Bronchitis

Bronchitis

Bronchitis ist eine Entzündung der Bronchien, also der unteren Luftwege. Hauptsymptome sind Husten, vermehrte Schleimproduktion und Auswurf. Die Erkrankung kann akut oder chronisch verlaufen.
  • Unter einer akuten Bronchitis versteht man eine akute Entzündung in den größeren verzweigten Atemwegen, den Bronchien. Sie entsteht meist im Zusammenhang mit einer Erkältungskrankheit oder einer Grippe. Die Erkrankung ist meist harmlos. Das Hauptsymptom ist der teils quälende Husten. Die akuten Infektionen der oberen Atemwege, zu denen auch die akute Bronchitis gehört, sind die häufigsten Erkrankungen überhaupt. Eine Häufung der Bronchitiden und anderer Erkältungskrankheiten findet man vor allem im Frühjahr und im Herbst.

++++++++

■ **AUFGABENSTELLUNG**:
**1.** Nenne alle Hauptsymptome, die der Text über Bronchitis angibt.
**2.** Greife den Text über Bronchitis an seinem letzten Satz auf und schreibe ihn mit einigen Sätzen weiter.

■ **Gespeicherte Einträge**:

++++++++

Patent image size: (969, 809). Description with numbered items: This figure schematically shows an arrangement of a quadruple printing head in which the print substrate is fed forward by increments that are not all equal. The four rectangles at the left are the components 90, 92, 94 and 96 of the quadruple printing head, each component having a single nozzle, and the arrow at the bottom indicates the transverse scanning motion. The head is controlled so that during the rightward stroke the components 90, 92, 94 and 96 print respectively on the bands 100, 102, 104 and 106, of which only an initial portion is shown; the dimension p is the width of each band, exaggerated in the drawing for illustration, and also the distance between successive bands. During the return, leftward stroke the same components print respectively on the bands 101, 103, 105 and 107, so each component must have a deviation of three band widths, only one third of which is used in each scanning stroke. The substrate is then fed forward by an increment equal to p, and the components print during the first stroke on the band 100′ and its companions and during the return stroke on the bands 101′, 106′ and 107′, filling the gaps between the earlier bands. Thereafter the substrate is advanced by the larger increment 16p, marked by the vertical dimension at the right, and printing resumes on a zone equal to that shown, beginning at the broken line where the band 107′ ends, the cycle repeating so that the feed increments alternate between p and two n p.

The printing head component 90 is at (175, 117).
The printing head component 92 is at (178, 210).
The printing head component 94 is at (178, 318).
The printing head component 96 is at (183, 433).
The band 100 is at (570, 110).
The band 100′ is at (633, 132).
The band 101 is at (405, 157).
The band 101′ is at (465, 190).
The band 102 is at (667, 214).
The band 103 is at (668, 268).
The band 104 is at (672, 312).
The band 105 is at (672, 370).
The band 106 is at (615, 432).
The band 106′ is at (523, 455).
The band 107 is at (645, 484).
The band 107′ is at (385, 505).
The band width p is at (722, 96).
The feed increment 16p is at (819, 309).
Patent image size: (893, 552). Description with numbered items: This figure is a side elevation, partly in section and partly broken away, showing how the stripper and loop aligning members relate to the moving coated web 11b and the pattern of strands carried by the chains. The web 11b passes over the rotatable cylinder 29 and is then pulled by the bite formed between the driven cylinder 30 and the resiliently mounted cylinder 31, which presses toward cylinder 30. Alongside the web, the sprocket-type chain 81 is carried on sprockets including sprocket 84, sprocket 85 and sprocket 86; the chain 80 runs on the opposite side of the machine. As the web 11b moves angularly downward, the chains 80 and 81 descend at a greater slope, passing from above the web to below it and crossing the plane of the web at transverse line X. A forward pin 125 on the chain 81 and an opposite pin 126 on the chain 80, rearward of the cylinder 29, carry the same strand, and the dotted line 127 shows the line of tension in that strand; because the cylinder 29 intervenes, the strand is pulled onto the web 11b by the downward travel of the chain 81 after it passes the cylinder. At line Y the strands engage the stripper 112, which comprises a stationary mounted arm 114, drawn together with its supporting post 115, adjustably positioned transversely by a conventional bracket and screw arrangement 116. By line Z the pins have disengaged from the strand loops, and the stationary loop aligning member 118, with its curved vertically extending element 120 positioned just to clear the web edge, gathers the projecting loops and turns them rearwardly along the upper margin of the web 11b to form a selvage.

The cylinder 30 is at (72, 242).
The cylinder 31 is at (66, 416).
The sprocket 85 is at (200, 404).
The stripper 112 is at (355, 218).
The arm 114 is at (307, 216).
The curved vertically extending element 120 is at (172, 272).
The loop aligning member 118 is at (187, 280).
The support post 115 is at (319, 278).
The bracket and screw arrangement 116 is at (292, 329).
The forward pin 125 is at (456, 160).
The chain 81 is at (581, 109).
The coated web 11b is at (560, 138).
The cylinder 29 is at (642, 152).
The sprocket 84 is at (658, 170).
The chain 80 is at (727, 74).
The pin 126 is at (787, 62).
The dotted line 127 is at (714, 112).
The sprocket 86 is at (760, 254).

++++++++

■ **LÖSUNGEN**:
**1.** Husten, vermehrte Schleimproduktion und Auswurf.

**2.**
  • Die chronische Bronchitis ist eine chronische Erkrankung der Atemwege. Die Weltgesundheitsorganisation WHO spricht von chronischer Bronchitis, wenn bei einem Patient in zwei aufeinander folgenden Jahren in mindestens drei Folgemonaten Husten und Auswurf vorkommen. Die Erkrankungshäufigkeit nimmt mit steigendem Lebensalter zu. Männer sind von der chronischen Bronchitis etwa dreimal häufiger betroffen als Frauen.
Von «chronisch obstruktiver Bronchitis» oder korrekter von chronisch obstruktiver Lungenerkrankung respektive COPD ist die Rede, wenn Atemnot hinzukommt; hier ist das Lungengewebe mitbetroffen. Zu diesem Formenkreis wird auch das Lungenemphysem gezählt.

Der Unterschied zwischen einfacher chronischer Bronchitis und chronisch obstruktiver Lungenerkrankung ist für Betroffene von grösster Bedeutung, denn COPD ist nicht heilbar und nimmt in der Häufigkeit stark zu. Es wird angenommen, dass sie bis zum Jahr 2020 die dritthäufigste Todesursache sein wird.